### Your task
Copy the data from its first line up to and including the line with "Point xyxy=(98,817,121,831)", changing "Text" to "Label" and leaving everything else as it is.

[Stored records]
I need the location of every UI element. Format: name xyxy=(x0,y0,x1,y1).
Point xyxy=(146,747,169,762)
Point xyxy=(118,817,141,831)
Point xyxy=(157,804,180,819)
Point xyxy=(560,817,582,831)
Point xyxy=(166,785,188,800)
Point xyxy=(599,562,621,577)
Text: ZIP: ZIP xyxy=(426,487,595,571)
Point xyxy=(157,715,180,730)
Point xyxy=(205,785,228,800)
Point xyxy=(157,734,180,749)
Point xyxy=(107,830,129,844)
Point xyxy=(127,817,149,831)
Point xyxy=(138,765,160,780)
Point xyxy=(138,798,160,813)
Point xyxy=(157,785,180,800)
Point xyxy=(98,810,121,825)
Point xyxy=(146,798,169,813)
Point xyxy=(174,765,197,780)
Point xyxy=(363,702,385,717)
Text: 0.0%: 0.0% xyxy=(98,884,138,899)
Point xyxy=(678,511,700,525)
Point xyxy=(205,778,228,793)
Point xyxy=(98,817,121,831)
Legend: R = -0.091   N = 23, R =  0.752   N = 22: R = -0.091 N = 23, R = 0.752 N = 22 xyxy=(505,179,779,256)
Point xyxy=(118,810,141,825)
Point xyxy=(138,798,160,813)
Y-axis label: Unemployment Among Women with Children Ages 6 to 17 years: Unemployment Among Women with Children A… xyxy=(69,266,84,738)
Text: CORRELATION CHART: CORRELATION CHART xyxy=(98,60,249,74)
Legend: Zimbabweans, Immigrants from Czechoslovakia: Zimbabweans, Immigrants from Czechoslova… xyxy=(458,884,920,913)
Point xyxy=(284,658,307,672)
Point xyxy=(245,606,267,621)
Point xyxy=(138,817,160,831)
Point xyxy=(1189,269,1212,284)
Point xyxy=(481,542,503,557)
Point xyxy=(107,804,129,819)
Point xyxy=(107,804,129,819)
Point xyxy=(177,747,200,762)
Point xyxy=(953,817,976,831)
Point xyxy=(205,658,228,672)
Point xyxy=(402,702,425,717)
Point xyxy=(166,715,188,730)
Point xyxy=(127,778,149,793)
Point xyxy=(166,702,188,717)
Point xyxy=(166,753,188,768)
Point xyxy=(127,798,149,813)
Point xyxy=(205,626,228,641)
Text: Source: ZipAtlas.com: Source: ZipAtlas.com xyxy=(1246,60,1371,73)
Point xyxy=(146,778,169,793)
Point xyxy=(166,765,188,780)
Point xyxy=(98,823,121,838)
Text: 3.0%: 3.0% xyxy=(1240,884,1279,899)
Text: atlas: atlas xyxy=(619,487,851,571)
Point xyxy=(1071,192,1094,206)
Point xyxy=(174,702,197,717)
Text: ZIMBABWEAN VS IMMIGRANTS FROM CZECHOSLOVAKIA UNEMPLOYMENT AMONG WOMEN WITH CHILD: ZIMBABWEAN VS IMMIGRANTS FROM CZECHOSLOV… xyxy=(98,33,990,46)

### Finished answer
I need the location of every UI element. Format: name xyxy=(x0,y0,x1,y1).
Point xyxy=(146,747,169,762)
Point xyxy=(118,817,141,831)
Point xyxy=(157,804,180,819)
Point xyxy=(560,817,582,831)
Point xyxy=(166,785,188,800)
Point xyxy=(599,562,621,577)
Label: ZIP: ZIP xyxy=(426,487,595,571)
Point xyxy=(157,715,180,730)
Point xyxy=(205,785,228,800)
Point xyxy=(157,734,180,749)
Point xyxy=(107,830,129,844)
Point xyxy=(127,817,149,831)
Point xyxy=(138,765,160,780)
Point xyxy=(138,798,160,813)
Point xyxy=(157,785,180,800)
Point xyxy=(98,810,121,825)
Point xyxy=(146,798,169,813)
Point xyxy=(174,765,197,780)
Point xyxy=(363,702,385,717)
Label: 0.0%: 0.0% xyxy=(98,884,138,899)
Point xyxy=(678,511,700,525)
Point xyxy=(205,778,228,793)
Point xyxy=(98,817,121,831)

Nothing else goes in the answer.